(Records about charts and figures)
>>>

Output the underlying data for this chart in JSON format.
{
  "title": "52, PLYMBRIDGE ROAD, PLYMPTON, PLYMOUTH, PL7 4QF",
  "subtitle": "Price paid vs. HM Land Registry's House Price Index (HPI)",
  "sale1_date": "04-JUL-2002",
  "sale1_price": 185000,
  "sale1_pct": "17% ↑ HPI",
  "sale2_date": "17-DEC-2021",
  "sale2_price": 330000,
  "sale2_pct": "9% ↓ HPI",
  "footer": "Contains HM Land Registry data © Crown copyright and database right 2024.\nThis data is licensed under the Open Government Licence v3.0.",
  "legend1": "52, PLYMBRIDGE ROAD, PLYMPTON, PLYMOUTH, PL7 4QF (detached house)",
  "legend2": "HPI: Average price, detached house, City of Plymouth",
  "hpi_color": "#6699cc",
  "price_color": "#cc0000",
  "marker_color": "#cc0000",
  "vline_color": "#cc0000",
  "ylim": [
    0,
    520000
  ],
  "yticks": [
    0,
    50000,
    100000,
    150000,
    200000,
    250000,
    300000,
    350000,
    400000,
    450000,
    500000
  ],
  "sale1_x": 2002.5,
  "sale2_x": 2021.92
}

<<<

__TASK TO CARRY OUT__: Reproduce every line above without error.

__ANSWER FOR THIS EXERCISE__:
Output the underlying data for this chart in JSON format.
{
  "title": "52, PLYMBRIDGE ROAD, PLYMPTON, PLYMOUTH, PL7 4QF",
  "subtitle": "Price paid vs. HM Land Registry's House Price Index (HPI)",
  "sale1_date": "04-JUL-2002",
  "sale1_price": 185000,
  "sale1_pct": "17% ↑ HPI",
  "sale2_date": "17-DEC-2021",
  "sale2_price": 330000,
  "sale2_pct": "9% ↓ HPI",
  "footer": "Contains HM Land Registry data © Crown copyright and database right 2024.\nThis data is licensed under the Open Government Licence v3.0.",
  "legend1": "52, PLYMBRIDGE ROAD, PLYMPTON, PLYMOUTH, PL7 4QF (detached house)",
  "legend2": "HPI: Average price, detached house, City of Plymouth",
  "hpi_color": "#6699cc",
  "price_color": "#cc0000",
  "marker_color": "#cc0000",
  "vline_color": "#cc0000",
  "ylim": [
    0,
    520000
  ],
  "yticks": [
    0,
    50000,
    100000,
    150000,
    200000,
    250000,
    300000,
    350000,
    400000,
    450000,
    500000
  ],
  "sale1_x": 2002.5,
  "sale2_x": 2021.92
}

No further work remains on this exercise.